◆ PROBLEM: Write the next part of the forum thread about Avatar shown below, starting right after its last line.

◆ EXCERPTED TEXT:
=-=-=

Idk, I kinda thought that when I saw it, but then realized that it's just the natural thing to do if you're riding an animal. That's what I would assume, at least.


----------



## Life B Ez (Jan 23, 2010)

TraMaI said:


> Another funny thing about Avatar: It's Pocahontas!


Love it


----------



## arkanoydz (Mar 15, 2010)

Kin said:


> Idk, I kinda thought that when I saw it, but then realized that it's just the natural thing to do if you're riding an animal. That's what I would assume, at least.


I agree with you and I thought the same thing for a moment, but I guess it's just something about the way the scene was shot that made me think there was an intentional reference being made. 

Not a big deal of course, just found it to be an interesting bit of detail.


----------



## Kin (May 22, 2007)

arkanoydz said:


> I agree with you and I thought the same thing for a moment, but I guess it's just something about the way the scene was shot that made me think there was an intentional reference being made.

=-=-=

[Lines of data]
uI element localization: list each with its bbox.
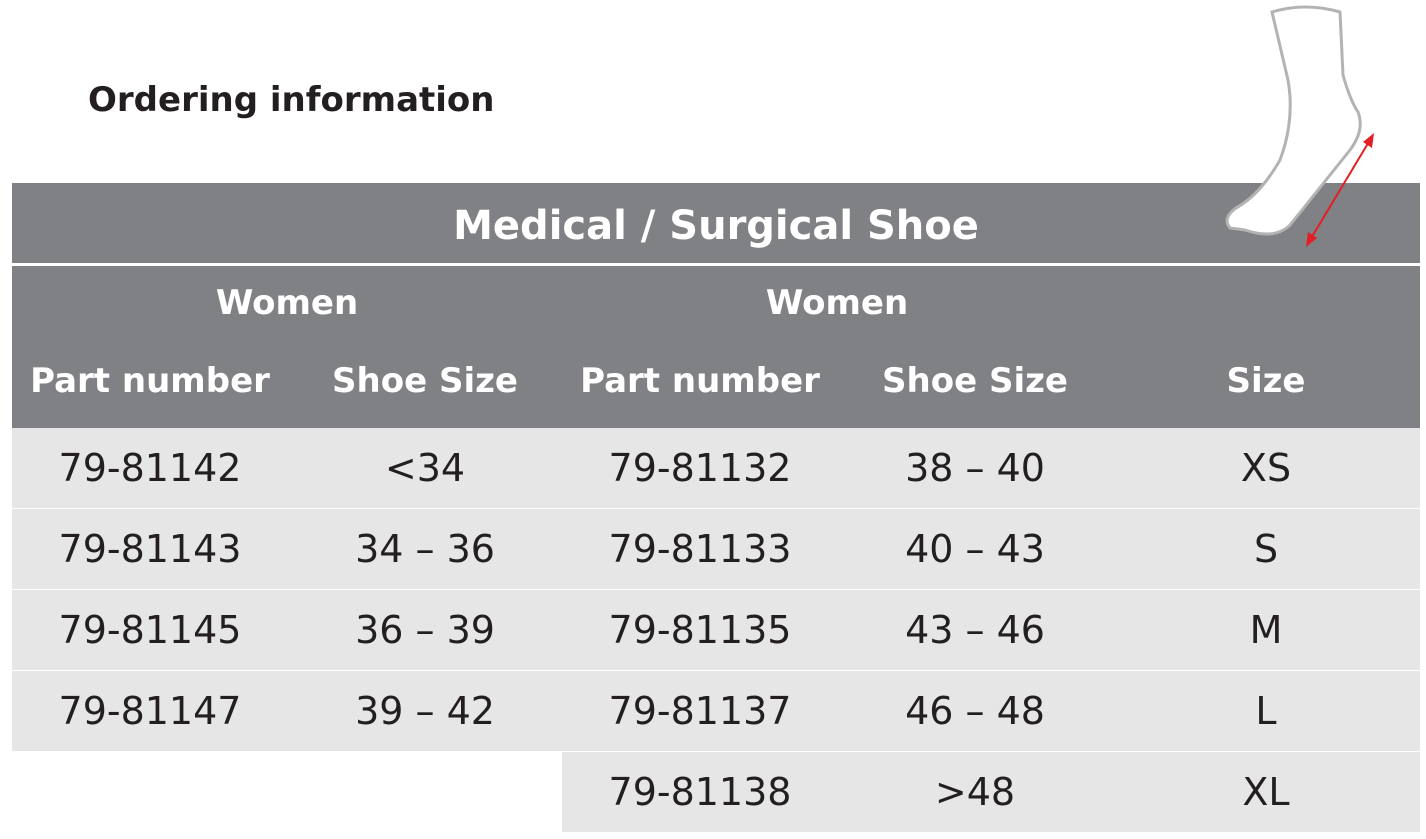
table-cell: L bbox=[1112, 671, 1420, 751]
group-header: Women bbox=[765, 283, 909, 323]
column-header: Shoe Size bbox=[882, 361, 1068, 401]
table-cell: 34 – 36 bbox=[288, 509, 562, 589]
table-cell: 79-81138 bbox=[562, 752, 838, 832]
page-title: Ordering information bbox=[88, 80, 495, 120]
table-cell: 79-81132 bbox=[562, 428, 838, 508]
table-cell: 79-81143 bbox=[12, 509, 288, 589]
column-header: Part number bbox=[580, 361, 820, 401]
table-cell: 79-81133 bbox=[562, 509, 838, 589]
column-header: Part number bbox=[30, 361, 270, 401]
table-cell: XS bbox=[1112, 428, 1420, 508]
column-header: Size bbox=[1226, 361, 1306, 401]
table-cell: M bbox=[1112, 590, 1420, 670]
table-cell: 79-81147 bbox=[12, 671, 288, 751]
table-cell: <34 bbox=[288, 428, 562, 508]
header-band bbox=[12, 266, 1420, 428]
table-cell: 79-81135 bbox=[562, 590, 838, 670]
table-cell: 43 – 46 bbox=[838, 590, 1112, 670]
table-cell: 36 – 39 bbox=[288, 590, 562, 670]
table-cell: >48 bbox=[838, 752, 1112, 832]
table-cell: 79-81142 bbox=[12, 428, 288, 508]
sock-illustration bbox=[1225, 5, 1374, 247]
table-cell: XL bbox=[1112, 752, 1420, 832]
table-cell: 79-81137 bbox=[562, 671, 838, 751]
table-cell: 39 – 42 bbox=[288, 671, 562, 751]
table-cell: 79-81145 bbox=[12, 590, 288, 670]
column-header: Shoe Size bbox=[332, 361, 518, 401]
table-cell: 46 – 48 bbox=[838, 671, 1112, 751]
table-cell: 40 – 43 bbox=[838, 509, 1112, 589]
table-cell: 38 – 40 bbox=[838, 428, 1112, 508]
table-title: Medical / Surgical Shoe bbox=[453, 203, 979, 249]
table-cell: S bbox=[1112, 509, 1420, 589]
title-band bbox=[12, 183, 1420, 263]
group-header: Women bbox=[215, 283, 359, 323]
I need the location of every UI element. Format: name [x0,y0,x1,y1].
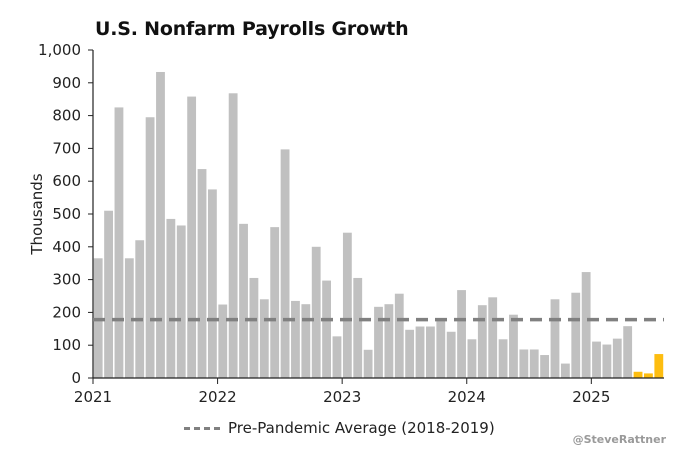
bar [425,326,435,378]
bar [644,373,653,378]
bar [114,107,124,379]
bar [291,300,300,378]
bar [633,371,643,378]
y-tick-label: 900 [52,74,81,92]
bar [280,149,290,378]
bar [571,292,581,378]
bar [301,304,311,378]
bar [218,304,228,378]
bar [394,293,404,378]
bar [239,223,248,378]
legend: Pre-Pandemic Average (2018-2019) [184,418,495,438]
y-tick-label: 700 [52,139,81,157]
y-tick-label: 600 [52,172,81,190]
bar [228,93,238,379]
bar [353,277,363,378]
credit: @SteveRattner [572,433,666,446]
x-tick-label: 2023 [323,388,361,406]
legend-swatch-dashed [184,426,220,430]
bar [374,306,383,378]
y-tick-label: 100 [52,336,81,354]
bar [477,305,487,378]
bar [623,326,633,378]
bar [436,319,446,378]
bar [529,349,539,378]
bar [342,232,352,378]
bar [104,210,113,378]
bar [363,349,373,378]
y-tick-label: 200 [52,303,81,321]
bar [124,258,134,378]
bar [602,344,612,378]
bar [498,339,508,378]
bar [581,272,591,378]
y-tick-label: 800 [52,107,81,125]
bar [249,277,259,378]
bar [488,297,498,378]
legend-label: Pre-Pandemic Average (2018-2019) [228,419,495,437]
bar [560,363,570,378]
bar [270,227,280,378]
chart-title: U.S. Nonfarm Payrolls Growth [95,18,409,40]
bar [259,299,269,378]
bar [135,240,145,378]
bar [467,339,477,378]
bar [509,314,518,378]
bar [550,299,560,378]
bar [384,304,394,378]
x-tick-label: 2022 [198,388,236,406]
bar [311,246,321,378]
bar [405,329,415,378]
y-tick-label: 0 [71,369,81,387]
bar [519,349,529,378]
y-tick-label: 500 [52,205,81,223]
bar [176,225,186,378]
bar [197,169,207,378]
bar [166,218,176,378]
bar [415,326,425,378]
bar [187,96,197,379]
bar [446,331,456,378]
x-tick-label: 2021 [74,388,112,406]
bar [332,336,342,378]
bar [322,280,332,378]
x-tick-label: 2025 [572,388,610,406]
y-tick-label: 300 [52,271,81,289]
y-tick-label: 400 [52,238,81,256]
y-tick-label: 1,000 [38,41,81,59]
bar [156,71,165,378]
bar [592,341,601,378]
bar [654,354,664,378]
x-tick-label: 2024 [448,388,486,406]
bar [612,338,622,378]
bar [457,290,466,378]
y-axis-label: Thousands [28,173,46,255]
bar [540,355,550,378]
bar [145,117,155,379]
bar [207,189,217,378]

=-=-=

◆ WRITTEN RESPONSE:
> 
> Not a big deal of course, just found it to be an interesting bit of detail.


Prob just 'cause you're an MMA/BJJ fan or practitioner. It gets in your head and you see it in a lot of things, even if its not really there.


----------



## arkanoydz (Mar 15, 2010)

Kin said:


> Prob just 'cause you're an MMA/BJJ fan or practitioner. *It gets in your head and you see it in a lot of things*, even if its not really there.


That's very true, but in this case just happened to notice something the filmmakers researched and intentionally included



arkanoydz said:


> just checked to see if anyone else had noticed:
> 
> http://www.graciebarratx.com/news.php?news_id=622
> 
> ...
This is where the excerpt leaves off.